Written problem ▸
Could you reproduce the records below with every "data-point" swapped for "marker" and nothing else altered?

Data for the task ▸
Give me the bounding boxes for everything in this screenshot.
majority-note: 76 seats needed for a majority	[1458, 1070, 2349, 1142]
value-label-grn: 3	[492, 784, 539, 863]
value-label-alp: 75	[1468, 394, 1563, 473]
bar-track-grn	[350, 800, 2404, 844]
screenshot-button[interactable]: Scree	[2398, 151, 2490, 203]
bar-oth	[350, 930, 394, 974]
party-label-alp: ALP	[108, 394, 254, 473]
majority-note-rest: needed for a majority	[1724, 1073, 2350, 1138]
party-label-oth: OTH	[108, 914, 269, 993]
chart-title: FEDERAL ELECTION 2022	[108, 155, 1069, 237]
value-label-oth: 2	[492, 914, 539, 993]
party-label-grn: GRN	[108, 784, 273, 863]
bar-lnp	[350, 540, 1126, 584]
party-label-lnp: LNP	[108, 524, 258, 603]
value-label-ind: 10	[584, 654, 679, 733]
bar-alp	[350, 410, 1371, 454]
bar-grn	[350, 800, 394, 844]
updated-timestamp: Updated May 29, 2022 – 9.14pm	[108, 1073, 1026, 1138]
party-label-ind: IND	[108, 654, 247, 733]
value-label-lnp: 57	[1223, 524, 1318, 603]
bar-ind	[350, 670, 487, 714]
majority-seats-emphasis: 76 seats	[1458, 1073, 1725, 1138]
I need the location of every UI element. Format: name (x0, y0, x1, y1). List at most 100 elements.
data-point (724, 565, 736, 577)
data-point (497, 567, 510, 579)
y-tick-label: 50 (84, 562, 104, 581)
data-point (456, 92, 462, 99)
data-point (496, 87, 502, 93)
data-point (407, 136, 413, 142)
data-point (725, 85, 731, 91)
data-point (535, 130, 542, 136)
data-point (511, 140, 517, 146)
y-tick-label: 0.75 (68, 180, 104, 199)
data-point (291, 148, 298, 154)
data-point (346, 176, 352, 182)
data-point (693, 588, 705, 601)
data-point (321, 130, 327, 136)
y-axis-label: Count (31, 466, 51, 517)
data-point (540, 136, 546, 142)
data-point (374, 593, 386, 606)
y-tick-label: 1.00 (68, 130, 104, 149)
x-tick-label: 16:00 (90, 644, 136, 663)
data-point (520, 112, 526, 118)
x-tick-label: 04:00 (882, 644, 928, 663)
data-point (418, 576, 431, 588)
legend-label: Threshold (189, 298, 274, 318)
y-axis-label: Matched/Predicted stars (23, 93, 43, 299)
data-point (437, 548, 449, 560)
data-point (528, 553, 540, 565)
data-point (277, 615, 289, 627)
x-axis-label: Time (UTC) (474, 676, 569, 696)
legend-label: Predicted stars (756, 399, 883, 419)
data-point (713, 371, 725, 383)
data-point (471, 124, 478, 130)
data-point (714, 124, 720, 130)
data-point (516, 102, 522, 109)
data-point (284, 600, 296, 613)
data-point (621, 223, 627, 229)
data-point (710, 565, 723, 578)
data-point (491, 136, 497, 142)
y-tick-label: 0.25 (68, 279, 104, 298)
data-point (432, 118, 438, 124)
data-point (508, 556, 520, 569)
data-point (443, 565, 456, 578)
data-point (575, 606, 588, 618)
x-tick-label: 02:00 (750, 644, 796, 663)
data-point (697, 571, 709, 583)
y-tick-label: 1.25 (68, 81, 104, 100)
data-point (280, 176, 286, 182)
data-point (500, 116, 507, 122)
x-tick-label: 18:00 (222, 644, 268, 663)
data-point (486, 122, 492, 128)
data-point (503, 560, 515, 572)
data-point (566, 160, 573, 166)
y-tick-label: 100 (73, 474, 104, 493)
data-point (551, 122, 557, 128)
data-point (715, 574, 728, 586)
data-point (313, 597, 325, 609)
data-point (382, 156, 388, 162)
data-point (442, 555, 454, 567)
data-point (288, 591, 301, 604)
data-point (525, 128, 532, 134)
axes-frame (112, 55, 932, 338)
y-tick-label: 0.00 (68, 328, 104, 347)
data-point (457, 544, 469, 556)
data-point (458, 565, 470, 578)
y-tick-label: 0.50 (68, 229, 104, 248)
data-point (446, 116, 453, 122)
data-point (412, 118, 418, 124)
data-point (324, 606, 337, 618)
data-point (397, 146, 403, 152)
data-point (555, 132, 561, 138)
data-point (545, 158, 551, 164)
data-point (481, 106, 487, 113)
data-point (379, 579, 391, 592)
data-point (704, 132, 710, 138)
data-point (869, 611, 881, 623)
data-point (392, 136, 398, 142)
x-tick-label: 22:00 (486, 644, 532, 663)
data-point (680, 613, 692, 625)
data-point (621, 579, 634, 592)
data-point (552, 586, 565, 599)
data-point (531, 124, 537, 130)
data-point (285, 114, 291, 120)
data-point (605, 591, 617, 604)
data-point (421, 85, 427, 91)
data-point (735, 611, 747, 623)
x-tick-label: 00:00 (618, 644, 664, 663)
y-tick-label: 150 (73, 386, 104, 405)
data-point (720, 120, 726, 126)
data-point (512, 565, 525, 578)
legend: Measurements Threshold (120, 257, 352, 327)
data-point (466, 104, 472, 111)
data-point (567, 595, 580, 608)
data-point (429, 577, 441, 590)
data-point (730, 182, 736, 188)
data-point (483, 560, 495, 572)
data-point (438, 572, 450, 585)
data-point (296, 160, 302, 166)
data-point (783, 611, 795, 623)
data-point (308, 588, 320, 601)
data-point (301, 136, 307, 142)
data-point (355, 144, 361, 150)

Expected answer ▸
Give me the bounding boxes for everything in this screenshot.
majority-note: 76 seats needed for a majority	[1458, 1070, 2349, 1142]
value-label-grn: 3	[492, 784, 539, 863]
value-label-alp: 75	[1468, 394, 1563, 473]
bar-track-grn	[350, 800, 2404, 844]
screenshot-button[interactable]: Scree	[2398, 151, 2490, 203]
bar-oth	[350, 930, 394, 974]
party-label-alp: ALP	[108, 394, 254, 473]
majority-note-rest: needed for a majority	[1724, 1073, 2350, 1138]
party-label-oth: OTH	[108, 914, 269, 993]
chart-title: FEDERAL ELECTION 2022	[108, 155, 1069, 237]
value-label-oth: 2	[492, 914, 539, 993]
party-label-grn: GRN	[108, 784, 273, 863]
bar-lnp	[350, 540, 1126, 584]
party-label-lnp: LNP	[108, 524, 258, 603]
value-label-ind: 10	[584, 654, 679, 733]
bar-alp	[350, 410, 1371, 454]
bar-grn	[350, 800, 394, 844]
updated-timestamp: Updated May 29, 2022 – 9.14pm	[108, 1073, 1026, 1138]
party-label-ind: IND	[108, 654, 247, 733]
value-label-lnp: 57	[1223, 524, 1318, 603]
bar-ind	[350, 670, 487, 714]
majority-seats-emphasis: 76 seats	[1458, 1073, 1725, 1138]
I need the location of every UI element. Format: name (x0, y0, x1, y1). List at most 100 elements.
marker (724, 565, 736, 577)
marker (497, 567, 510, 579)
y-tick-label: 50 (84, 562, 104, 581)
marker (456, 92, 462, 99)
marker (496, 87, 502, 93)
marker (407, 136, 413, 142)
marker (725, 85, 731, 91)
marker (535, 130, 542, 136)
marker (511, 140, 517, 146)
y-tick-label: 0.75 (68, 180, 104, 199)
marker (291, 148, 298, 154)
marker (346, 176, 352, 182)
marker (693, 588, 705, 601)
marker (321, 130, 327, 136)
y-axis-label: Count (31, 466, 51, 517)
marker (540, 136, 546, 142)
marker (374, 593, 386, 606)
y-tick-label: 1.00 (68, 130, 104, 149)
x-tick-label: 16:00 (90, 644, 136, 663)
marker (520, 112, 526, 118)
x-tick-label: 04:00 (882, 644, 928, 663)
marker (418, 576, 431, 588)
legend-label: Threshold (189, 298, 274, 318)
y-axis-label: Matched/Predicted stars (23, 93, 43, 299)
marker (437, 548, 449, 560)
marker (528, 553, 540, 565)
marker (277, 615, 289, 627)
x-axis-label: Time (UTC) (474, 676, 569, 696)
legend-label: Predicted stars (756, 399, 883, 419)
marker (713, 371, 725, 383)
marker (471, 124, 478, 130)
marker (714, 124, 720, 130)
marker (516, 102, 522, 109)
marker (284, 600, 296, 613)
marker (621, 223, 627, 229)
marker (710, 565, 723, 578)
marker (491, 136, 497, 142)
y-tick-label: 0.25 (68, 279, 104, 298)
marker (432, 118, 438, 124)
marker (508, 556, 520, 569)
marker (443, 565, 456, 578)
marker (575, 606, 588, 618)
x-tick-label: 02:00 (750, 644, 796, 663)
marker (697, 571, 709, 583)
y-tick-label: 1.25 (68, 81, 104, 100)
marker (280, 176, 286, 182)
marker (500, 116, 507, 122)
x-tick-label: 18:00 (222, 644, 268, 663)
marker (486, 122, 492, 128)
marker (503, 560, 515, 572)
marker (566, 160, 573, 166)
y-tick-label: 100 (73, 474, 104, 493)
marker (551, 122, 557, 128)
marker (715, 574, 728, 586)
marker (313, 597, 325, 609)
marker (382, 156, 388, 162)
marker (442, 555, 454, 567)
marker (288, 591, 301, 604)
marker (525, 128, 532, 134)
axes-frame (112, 55, 932, 338)
y-tick-label: 0.00 (68, 328, 104, 347)
marker (457, 544, 469, 556)
marker (458, 565, 470, 578)
y-tick-label: 0.50 (68, 229, 104, 248)
marker (446, 116, 453, 122)
marker (412, 118, 418, 124)
marker (324, 606, 337, 618)
marker (397, 146, 403, 152)
marker (555, 132, 561, 138)
marker (545, 158, 551, 164)
marker (481, 106, 487, 113)
marker (379, 579, 391, 592)
marker (704, 132, 710, 138)
marker (869, 611, 881, 623)
marker (392, 136, 398, 142)
x-tick-label: 22:00 (486, 644, 532, 663)
marker (680, 613, 692, 625)
marker (621, 579, 634, 592)
marker (552, 586, 565, 599)
marker (531, 124, 537, 130)
marker (285, 114, 291, 120)
marker (605, 591, 617, 604)
marker (421, 85, 427, 91)
marker (735, 611, 747, 623)
x-tick-label: 00:00 (618, 644, 664, 663)
y-tick-label: 150 (73, 386, 104, 405)
marker (720, 120, 726, 126)
marker (512, 565, 525, 578)
legend: Measurements Threshold (120, 257, 352, 327)
marker (466, 104, 472, 111)
marker (567, 595, 580, 608)
marker (429, 577, 441, 590)
marker (730, 182, 736, 188)
marker (483, 560, 495, 572)
marker (438, 572, 450, 585)
marker (296, 160, 302, 166)
marker (783, 611, 795, 623)
marker (308, 588, 320, 601)
marker (301, 136, 307, 142)
marker (355, 144, 361, 150)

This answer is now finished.